▸ **PETIKAN TULISAN**:
%%
Kuliah
Sambil Kerja
Oleh:
Komaruddin Hidayat
Bisa
studi lanjut ke luar negeri itu menjadi idaman bagi banyak mahasiswa. Orang
membayangkan betapa enak dan kerennya kalau bisa memperoleh beasiswa ke negara
maju.
Tentu
saja bayangan itu tidak salah, namun bagi mereka yang menjalani akan memiliki
pengalaman dan cerita lain. Adalah hal yang lumrah, kuliah sambil bekerja untuk
mencari tambahan biaya. Terlebih jika mengambil program pascasarjana dengan
disertai istri dan anak, beban psikologis dan ekonomis cukup berat dirasakan
yang berimplikasi pada kelancaran dan prestasi studinya. Secara intelektual,
para penerima beasiswa ke perguruan tinggi di Barat, misalnya, mesti melewati
persaingan yang berat dan ketat.
Oleh
karenanya, mereka yang telah lolos ujian seleksi bahasa dan potensi intelektual
pasti bagus kualitasnya. Jadi, sesungguhnya masalah yang lebih berat berakar
pada masalah nonakademis. Banyak tantangan dan hambatan yang mesti dihadapi
oleh mahasiswa di luar negeri. Tradisi belajar di Timur Tengah berbeda dari
perguruan tinggi di Barat. Di samping iklim, ada pula faktor makanan.
%%
▸ **TUGAS YANG DIKERJAKAN**:
1 - Jawablah pertanyaan berikut berdasarkan tulisan tentang kuliah sambil bekerja di luar negeri.
(a) Dalam keadaan apa beban psikologis dan ekonomis terasa cukup berat?
(b) Ujian seleksi apa saja yang telah dilalui oleh mereka yang lolos?
(c) Selain iklim, faktor apa lagi yang disebutkan?
2 - Lanjutkan tulisan tentang kuliah sambil bekerja di luar negeri, dimulai setelah kalimat terakhirnya.

▸ **Catatan yang Diekstraksi**:
%%
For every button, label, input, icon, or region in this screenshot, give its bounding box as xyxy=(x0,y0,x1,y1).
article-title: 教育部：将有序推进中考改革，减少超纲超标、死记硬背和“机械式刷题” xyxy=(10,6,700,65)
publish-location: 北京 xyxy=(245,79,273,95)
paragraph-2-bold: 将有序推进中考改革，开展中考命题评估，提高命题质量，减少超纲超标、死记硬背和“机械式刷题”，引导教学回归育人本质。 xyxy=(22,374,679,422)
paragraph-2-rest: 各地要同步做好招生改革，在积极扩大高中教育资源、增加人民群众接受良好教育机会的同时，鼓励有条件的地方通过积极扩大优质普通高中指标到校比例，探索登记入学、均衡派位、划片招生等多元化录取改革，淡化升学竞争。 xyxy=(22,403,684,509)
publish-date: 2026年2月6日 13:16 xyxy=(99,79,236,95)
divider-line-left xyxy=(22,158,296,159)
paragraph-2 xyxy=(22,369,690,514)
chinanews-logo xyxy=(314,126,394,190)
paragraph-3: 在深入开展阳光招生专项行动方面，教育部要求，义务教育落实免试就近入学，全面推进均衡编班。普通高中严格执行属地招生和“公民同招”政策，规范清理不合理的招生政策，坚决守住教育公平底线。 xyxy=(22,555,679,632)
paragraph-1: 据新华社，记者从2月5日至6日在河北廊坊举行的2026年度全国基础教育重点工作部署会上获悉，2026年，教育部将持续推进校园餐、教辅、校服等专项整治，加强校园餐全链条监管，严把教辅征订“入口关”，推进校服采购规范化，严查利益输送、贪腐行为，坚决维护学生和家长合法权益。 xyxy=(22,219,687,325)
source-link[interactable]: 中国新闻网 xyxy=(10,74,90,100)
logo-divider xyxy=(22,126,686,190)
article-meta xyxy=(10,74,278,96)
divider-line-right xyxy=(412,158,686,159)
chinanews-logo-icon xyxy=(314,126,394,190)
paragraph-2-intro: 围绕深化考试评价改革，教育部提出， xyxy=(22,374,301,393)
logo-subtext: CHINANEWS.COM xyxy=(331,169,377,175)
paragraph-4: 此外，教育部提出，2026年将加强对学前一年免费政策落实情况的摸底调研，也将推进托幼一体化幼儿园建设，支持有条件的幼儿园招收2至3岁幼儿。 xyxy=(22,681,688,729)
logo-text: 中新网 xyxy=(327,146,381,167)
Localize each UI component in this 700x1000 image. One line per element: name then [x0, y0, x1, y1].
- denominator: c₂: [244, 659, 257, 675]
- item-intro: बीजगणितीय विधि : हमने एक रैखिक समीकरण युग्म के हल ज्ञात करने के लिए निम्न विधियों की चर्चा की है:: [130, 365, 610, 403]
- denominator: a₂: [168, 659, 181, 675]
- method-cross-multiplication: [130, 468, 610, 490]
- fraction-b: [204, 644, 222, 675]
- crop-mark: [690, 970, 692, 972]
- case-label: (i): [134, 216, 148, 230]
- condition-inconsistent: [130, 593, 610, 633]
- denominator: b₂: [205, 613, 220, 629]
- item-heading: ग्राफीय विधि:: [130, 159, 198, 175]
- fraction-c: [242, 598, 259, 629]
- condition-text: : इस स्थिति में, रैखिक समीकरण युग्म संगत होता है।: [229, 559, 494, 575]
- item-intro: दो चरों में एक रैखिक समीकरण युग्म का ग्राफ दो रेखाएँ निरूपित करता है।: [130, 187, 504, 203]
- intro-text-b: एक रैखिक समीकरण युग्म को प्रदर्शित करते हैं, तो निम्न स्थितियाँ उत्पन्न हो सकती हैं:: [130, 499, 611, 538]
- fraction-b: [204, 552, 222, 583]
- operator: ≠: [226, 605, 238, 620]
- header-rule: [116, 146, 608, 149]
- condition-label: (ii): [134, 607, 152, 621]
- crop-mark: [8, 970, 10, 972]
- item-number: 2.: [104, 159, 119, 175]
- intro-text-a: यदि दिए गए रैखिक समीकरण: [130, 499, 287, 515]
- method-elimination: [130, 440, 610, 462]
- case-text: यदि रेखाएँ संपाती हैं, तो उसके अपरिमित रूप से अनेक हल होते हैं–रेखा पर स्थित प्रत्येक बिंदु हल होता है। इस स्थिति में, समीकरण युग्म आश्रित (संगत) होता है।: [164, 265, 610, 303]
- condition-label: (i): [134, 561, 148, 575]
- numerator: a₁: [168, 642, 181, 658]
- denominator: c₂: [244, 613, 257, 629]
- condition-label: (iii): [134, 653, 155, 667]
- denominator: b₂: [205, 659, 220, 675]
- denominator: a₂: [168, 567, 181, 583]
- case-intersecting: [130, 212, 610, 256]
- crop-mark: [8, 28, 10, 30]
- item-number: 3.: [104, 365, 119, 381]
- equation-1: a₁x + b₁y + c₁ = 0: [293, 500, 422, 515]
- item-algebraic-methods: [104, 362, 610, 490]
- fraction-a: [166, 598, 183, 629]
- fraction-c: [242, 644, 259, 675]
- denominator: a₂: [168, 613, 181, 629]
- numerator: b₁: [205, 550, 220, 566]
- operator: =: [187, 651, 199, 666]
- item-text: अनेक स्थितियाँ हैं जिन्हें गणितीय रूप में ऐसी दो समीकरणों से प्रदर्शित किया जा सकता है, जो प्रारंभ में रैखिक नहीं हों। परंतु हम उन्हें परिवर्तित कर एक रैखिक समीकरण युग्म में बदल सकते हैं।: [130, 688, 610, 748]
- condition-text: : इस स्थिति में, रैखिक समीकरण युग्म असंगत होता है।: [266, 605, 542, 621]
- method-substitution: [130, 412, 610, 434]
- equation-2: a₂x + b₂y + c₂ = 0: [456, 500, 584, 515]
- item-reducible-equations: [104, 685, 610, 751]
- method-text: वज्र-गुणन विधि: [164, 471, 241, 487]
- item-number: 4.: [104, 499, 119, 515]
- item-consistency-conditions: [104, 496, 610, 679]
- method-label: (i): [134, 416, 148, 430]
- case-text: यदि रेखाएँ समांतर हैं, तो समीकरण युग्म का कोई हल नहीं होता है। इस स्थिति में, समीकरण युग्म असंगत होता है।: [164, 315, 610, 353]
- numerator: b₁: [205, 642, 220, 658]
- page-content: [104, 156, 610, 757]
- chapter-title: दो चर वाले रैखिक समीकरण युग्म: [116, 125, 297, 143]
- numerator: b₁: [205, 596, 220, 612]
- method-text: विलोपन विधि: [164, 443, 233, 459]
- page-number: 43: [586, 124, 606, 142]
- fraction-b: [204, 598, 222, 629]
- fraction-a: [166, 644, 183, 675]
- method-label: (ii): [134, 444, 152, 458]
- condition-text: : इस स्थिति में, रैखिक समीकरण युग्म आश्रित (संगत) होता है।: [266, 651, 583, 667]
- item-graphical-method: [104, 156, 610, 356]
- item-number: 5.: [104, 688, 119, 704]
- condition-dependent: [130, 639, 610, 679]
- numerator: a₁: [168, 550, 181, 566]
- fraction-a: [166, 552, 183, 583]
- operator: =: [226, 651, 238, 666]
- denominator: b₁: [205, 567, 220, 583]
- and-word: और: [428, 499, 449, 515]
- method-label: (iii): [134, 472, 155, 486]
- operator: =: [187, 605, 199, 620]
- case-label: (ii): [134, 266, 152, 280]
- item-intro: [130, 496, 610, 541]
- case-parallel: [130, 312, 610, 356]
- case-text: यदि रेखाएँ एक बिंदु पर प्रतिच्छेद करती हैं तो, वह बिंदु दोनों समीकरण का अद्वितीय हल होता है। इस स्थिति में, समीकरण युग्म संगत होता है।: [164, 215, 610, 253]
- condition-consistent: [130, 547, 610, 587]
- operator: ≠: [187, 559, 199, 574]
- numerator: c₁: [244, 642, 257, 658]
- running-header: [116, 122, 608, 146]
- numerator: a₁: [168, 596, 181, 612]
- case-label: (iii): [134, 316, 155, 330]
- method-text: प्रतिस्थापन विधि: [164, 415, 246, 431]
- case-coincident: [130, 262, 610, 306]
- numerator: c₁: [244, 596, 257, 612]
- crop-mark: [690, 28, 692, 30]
%%
%%
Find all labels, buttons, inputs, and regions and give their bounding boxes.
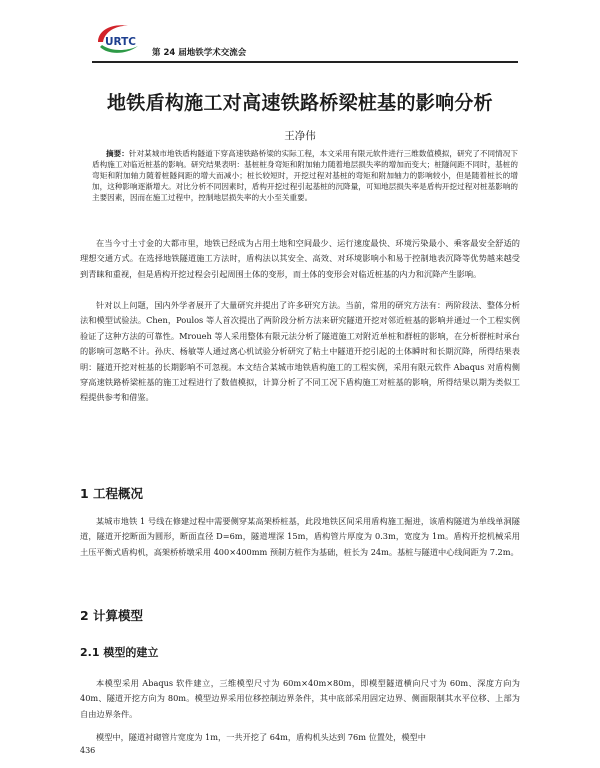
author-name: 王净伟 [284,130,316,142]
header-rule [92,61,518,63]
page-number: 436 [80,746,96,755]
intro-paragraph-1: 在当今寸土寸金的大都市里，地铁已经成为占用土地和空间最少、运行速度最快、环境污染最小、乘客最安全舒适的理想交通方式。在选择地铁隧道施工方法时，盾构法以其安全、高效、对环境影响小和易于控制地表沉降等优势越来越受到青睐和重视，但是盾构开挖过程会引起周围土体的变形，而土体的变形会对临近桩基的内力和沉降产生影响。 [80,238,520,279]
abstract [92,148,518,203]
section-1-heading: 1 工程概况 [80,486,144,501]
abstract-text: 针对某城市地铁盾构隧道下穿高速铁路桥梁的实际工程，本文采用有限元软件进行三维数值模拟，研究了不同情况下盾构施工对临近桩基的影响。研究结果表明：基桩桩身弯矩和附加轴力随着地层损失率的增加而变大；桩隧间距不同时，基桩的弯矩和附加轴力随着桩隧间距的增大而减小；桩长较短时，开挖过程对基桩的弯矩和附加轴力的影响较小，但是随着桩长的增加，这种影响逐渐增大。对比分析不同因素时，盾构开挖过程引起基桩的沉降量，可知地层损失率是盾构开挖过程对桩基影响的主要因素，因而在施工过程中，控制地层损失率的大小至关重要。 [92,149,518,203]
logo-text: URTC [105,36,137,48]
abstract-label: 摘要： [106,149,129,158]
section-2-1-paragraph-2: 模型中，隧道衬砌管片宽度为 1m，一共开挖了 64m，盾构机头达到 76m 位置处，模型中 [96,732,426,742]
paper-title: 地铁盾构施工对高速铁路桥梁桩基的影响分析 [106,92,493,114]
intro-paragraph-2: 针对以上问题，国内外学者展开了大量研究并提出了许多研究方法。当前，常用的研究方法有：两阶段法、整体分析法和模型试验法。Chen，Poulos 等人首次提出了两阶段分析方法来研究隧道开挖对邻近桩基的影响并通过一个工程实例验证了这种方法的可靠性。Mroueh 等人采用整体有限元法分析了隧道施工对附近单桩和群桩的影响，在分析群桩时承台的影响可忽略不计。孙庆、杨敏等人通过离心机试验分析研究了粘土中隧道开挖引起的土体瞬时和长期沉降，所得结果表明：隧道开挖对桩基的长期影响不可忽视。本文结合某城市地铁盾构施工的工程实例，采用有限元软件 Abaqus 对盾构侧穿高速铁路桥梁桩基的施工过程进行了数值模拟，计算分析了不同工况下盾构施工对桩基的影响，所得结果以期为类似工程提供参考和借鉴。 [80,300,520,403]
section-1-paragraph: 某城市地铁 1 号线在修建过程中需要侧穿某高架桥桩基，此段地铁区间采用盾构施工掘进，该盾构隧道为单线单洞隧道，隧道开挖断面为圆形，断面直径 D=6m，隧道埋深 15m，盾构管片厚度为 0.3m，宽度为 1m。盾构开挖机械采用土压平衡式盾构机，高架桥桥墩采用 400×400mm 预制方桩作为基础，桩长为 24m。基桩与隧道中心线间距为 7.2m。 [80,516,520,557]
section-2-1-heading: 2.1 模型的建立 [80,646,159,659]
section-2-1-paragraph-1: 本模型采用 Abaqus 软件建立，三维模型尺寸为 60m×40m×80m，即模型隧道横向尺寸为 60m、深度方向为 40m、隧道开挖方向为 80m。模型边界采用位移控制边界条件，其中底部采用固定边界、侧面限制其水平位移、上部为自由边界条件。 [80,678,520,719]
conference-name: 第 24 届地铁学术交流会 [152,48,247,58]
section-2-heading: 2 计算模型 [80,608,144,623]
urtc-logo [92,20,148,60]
%%
%%
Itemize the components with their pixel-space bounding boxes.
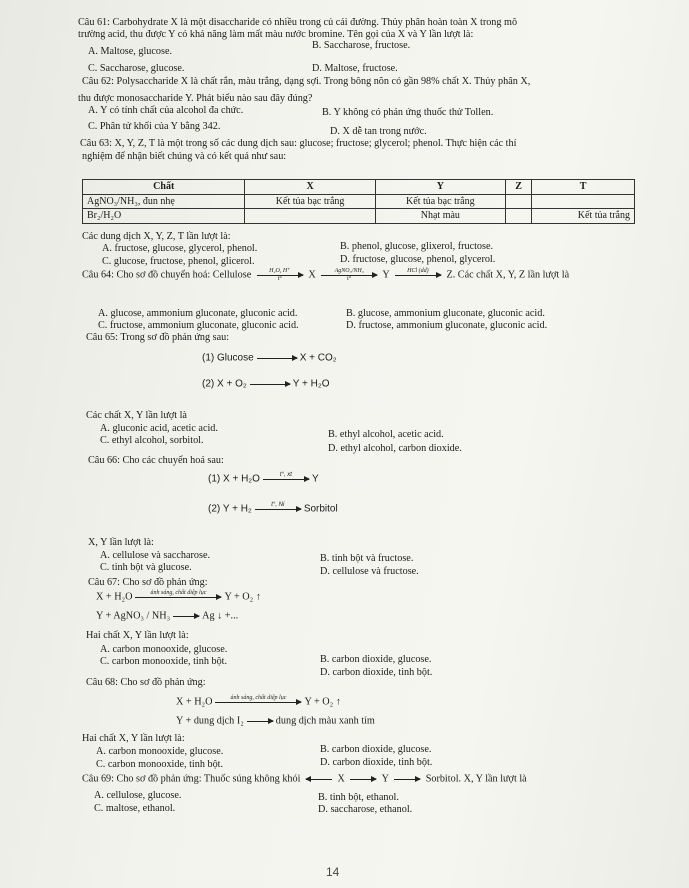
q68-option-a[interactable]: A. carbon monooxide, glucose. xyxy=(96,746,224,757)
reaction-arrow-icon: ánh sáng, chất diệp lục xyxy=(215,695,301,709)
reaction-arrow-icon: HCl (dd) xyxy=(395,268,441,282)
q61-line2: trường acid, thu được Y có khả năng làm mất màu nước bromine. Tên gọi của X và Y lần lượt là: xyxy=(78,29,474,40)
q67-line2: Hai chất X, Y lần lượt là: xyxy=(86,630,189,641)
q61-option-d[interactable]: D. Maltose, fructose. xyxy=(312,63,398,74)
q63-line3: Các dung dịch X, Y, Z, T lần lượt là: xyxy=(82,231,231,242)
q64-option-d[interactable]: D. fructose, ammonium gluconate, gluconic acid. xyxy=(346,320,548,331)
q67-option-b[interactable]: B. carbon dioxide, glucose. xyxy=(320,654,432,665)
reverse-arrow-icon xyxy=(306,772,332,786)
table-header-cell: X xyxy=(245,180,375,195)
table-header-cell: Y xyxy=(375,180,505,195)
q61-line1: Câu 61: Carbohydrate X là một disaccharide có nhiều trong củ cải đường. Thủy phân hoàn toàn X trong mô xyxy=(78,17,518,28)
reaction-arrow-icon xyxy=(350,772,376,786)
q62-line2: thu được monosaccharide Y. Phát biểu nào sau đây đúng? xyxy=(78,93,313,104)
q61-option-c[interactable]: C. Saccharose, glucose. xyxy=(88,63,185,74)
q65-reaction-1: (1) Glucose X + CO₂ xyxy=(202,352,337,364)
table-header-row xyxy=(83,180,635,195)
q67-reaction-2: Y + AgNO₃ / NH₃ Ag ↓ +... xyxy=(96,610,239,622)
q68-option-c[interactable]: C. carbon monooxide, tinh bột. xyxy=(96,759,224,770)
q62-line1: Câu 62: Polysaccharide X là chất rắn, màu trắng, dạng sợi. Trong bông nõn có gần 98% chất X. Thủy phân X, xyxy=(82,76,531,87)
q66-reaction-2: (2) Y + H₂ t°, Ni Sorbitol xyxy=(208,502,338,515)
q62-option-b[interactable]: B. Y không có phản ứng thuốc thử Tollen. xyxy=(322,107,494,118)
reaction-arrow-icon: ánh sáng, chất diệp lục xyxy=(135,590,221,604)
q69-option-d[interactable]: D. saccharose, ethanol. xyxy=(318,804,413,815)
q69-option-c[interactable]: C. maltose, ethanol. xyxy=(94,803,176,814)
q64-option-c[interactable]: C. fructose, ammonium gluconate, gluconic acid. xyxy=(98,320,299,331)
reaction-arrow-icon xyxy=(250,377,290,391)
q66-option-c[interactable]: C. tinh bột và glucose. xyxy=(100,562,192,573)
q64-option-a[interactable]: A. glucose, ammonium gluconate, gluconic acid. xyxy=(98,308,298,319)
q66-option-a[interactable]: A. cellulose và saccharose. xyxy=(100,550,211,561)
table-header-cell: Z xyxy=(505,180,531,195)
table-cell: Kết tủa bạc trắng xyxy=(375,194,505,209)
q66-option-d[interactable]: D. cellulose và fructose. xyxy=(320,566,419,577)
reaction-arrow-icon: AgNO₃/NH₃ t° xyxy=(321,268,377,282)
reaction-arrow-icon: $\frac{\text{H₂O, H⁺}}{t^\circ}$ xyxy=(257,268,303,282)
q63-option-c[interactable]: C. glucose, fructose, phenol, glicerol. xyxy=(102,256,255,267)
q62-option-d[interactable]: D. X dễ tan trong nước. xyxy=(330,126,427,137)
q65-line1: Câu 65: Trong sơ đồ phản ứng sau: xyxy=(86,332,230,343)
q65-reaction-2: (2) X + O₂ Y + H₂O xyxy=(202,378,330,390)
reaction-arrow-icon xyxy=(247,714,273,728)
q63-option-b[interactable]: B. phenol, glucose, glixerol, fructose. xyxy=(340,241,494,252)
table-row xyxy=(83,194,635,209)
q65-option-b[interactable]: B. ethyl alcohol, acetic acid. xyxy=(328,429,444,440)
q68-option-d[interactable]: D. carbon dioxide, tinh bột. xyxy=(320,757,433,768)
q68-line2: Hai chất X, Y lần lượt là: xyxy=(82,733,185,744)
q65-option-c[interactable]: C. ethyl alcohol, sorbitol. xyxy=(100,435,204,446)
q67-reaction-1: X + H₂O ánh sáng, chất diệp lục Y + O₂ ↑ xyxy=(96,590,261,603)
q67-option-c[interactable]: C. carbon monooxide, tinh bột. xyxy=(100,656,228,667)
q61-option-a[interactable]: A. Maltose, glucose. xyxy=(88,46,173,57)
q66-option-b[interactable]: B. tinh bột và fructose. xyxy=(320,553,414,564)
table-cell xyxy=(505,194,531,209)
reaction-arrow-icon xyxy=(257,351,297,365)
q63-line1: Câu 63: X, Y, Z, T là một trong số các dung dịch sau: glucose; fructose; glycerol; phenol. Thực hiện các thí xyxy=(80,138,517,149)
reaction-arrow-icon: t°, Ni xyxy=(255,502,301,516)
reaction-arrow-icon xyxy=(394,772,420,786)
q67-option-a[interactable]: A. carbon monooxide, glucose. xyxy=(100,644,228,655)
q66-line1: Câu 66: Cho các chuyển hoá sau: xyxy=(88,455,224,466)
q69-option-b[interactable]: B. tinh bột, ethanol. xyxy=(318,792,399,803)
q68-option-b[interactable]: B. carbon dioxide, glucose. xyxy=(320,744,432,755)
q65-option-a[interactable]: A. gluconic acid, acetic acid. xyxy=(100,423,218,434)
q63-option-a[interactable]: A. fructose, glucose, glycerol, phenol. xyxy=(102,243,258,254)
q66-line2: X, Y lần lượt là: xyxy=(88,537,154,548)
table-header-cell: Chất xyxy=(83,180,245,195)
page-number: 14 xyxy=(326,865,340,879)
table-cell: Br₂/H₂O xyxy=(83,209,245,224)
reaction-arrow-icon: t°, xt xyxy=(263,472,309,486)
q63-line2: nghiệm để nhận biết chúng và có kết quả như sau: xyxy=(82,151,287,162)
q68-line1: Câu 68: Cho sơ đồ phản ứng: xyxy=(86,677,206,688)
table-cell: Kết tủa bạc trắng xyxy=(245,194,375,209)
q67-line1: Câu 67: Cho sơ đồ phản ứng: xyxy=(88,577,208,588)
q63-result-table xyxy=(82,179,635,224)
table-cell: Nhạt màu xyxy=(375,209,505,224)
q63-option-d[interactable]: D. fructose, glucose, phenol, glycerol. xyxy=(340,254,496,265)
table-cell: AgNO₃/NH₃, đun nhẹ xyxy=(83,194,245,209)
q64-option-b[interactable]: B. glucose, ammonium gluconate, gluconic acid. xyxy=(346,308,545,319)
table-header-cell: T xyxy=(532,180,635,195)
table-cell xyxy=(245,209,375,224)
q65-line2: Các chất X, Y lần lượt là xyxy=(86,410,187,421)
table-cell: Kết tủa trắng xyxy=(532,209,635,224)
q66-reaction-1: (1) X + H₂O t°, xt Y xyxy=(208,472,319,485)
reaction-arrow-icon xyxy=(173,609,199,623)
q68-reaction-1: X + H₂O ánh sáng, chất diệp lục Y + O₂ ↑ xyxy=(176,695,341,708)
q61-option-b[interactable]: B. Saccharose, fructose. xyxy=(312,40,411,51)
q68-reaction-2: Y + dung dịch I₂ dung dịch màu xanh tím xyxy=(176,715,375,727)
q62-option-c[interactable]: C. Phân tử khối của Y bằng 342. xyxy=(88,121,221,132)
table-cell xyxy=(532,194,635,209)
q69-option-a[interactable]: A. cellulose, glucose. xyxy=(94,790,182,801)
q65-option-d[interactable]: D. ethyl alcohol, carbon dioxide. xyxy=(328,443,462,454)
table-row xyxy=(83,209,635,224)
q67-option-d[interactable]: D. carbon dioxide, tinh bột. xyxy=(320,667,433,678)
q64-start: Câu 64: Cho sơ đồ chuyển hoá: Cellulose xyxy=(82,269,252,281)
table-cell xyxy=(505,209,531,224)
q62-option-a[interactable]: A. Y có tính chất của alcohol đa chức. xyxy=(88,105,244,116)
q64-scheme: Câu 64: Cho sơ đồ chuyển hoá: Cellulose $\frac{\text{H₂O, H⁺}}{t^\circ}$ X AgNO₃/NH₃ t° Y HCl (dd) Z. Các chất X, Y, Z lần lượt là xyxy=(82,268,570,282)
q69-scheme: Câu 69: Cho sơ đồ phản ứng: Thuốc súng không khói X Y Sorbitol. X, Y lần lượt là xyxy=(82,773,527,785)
%%
▸ **JAWABAN TUGAS**:
1 -
(a) Ketika mengambil program pascasarjana dengan disertai istri dan anak.
(b) Ujian seleksi bahasa dan potensi intelektual.
(c) Faktor makanan.

2 -
Orang
Indonesia sulit berpisah dari makan nasi. Juga kecenderungan untuk selalu
berkumpul dengan teman sedaerah. Kebiasaan ini akan menghambat proses
sosialisasi memasuki pergaulan internasional. Akibatnya, sekalipun tinggal di
luar negeri, mayoritas waktunya diisi dengan berpikir dan berbicara dalam
bahasa Indonesia. Makanya ada beberapa mahasiswa yang memilih berkawan dekat
dengan orang asing agar lebih terasa belajar di luar negeri dan juga untuk
memperlancar bahasa.
Mahasiswa
yang membawa keluarga, istri dan anak misalnya, umumnya istri mencari pekerjaan
untuk mendapatkan uang tambahan karena dana beasiswa yang diterima suami tidak
cukup. Ada yang jadi baby sitter, kerja di restoran, jualan makanan, dan
sebagainya. Tidak jarang ketika datang libur musim panas selama tiga bulan
suami juga bekerja musiman. Saya sendiri pernah kerja pada KBRI di Jeddah Arab
Saudi selama musim haji.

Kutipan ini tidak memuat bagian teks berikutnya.